╭─ MATERIAL SHOWN

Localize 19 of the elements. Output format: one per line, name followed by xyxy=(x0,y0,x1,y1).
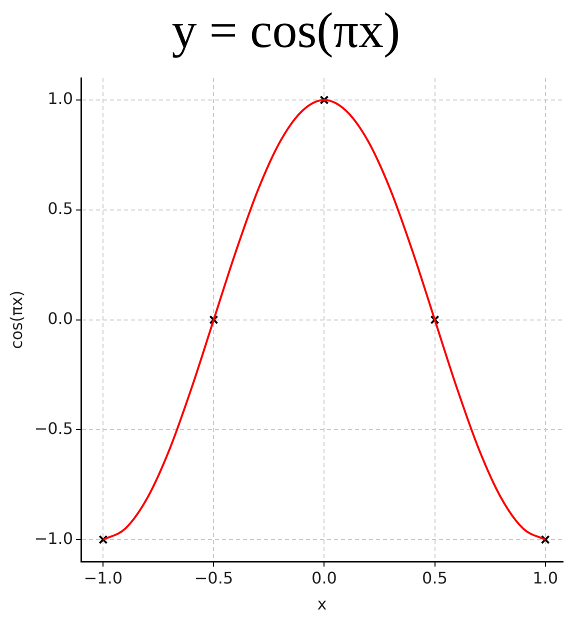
y-tick-label: −0.5 xyxy=(34,418,74,438)
line-series xyxy=(102,98,546,541)
x-tick-label: −0.5 xyxy=(194,568,234,588)
y-tick-label: −1.0 xyxy=(34,528,74,548)
y-tick-label: 0.5 xyxy=(48,199,74,218)
chart-title: y = cos(πx) xyxy=(172,2,400,58)
point xyxy=(540,535,550,544)
y-tick-label: 1.0 xyxy=(48,89,74,108)
point xyxy=(430,315,440,324)
point xyxy=(320,95,329,105)
point xyxy=(98,535,108,544)
x-tick-label: 0.5 xyxy=(422,568,448,588)
point xyxy=(209,315,218,324)
x-tick-label: 1.0 xyxy=(532,568,558,588)
x-axis-title: x xyxy=(317,594,327,614)
x-tick-label: 0.0 xyxy=(312,568,337,588)
y-axis-title: cos(πx) xyxy=(6,290,26,350)
x-tick-label: −1.0 xyxy=(84,568,123,588)
y-tick-label: 0.0 xyxy=(48,308,74,328)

╰─

PROBLEM
Render the lines of the material between the line holding "y-tick-label: −0.5 xyxy=(34,418,74,438)" and the line holding "y-tick-label: 1.0 xyxy=(48,89,74,108)", inclusive, as a Markdown table with the columns Row and Line, omitting any blank lines.

EXERCISE RESPONSE
| Row | Line |
|---|---|
| 1 | y-tick-label: −0.5 xyxy=(34,418,74,438) |
| 2 | line-series xyxy=(102,98,546,541) |
| 3 | x-tick-label: −0.5 xyxy=(194,568,234,588) |
| 4 | y-tick-label: −1.0 xyxy=(34,528,74,548) |
| 5 | y-tick-label: 0.5 xyxy=(48,199,74,218) |
| 6 | chart-title: y = cos(πx) xyxy=(172,2,400,58) |
| 7 | point xyxy=(540,535,550,544) |
| 8 | y-tick-label: 1.0 xyxy=(48,89,74,108) |